- **GIVEN EXERCISE**:
Gather from the listing below each line that includes the word "this", and copy it.

- **GIVEN DATA**:
==============================

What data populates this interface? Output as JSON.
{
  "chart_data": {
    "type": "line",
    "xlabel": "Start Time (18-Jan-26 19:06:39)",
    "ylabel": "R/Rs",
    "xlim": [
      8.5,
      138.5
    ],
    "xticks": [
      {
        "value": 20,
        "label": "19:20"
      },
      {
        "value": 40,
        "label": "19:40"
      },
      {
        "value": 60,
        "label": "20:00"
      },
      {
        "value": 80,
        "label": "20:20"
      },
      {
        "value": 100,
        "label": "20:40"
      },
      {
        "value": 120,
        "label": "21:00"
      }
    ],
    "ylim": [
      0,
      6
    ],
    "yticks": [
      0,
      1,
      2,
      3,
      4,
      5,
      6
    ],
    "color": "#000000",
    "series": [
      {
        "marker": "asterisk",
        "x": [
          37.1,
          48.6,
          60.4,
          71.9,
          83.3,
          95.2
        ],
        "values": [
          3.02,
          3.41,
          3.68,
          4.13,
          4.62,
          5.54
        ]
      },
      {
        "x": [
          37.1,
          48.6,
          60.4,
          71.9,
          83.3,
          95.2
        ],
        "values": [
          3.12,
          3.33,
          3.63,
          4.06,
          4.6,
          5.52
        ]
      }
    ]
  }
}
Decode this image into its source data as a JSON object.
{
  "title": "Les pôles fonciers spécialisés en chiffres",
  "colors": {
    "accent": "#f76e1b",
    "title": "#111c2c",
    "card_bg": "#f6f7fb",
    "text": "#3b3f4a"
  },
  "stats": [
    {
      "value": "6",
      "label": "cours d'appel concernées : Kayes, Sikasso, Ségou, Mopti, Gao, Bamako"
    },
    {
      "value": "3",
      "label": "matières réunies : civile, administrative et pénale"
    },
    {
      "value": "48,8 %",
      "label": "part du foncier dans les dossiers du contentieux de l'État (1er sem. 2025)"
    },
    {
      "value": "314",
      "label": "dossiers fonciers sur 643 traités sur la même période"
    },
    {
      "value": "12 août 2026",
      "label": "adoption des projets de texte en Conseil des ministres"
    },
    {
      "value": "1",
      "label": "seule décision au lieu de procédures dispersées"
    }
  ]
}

==============================

- **SOLUTION TO THE EXERCISE**:
What data populates this interface? Output as JSON.
Decode this image into its source data as a JSON object.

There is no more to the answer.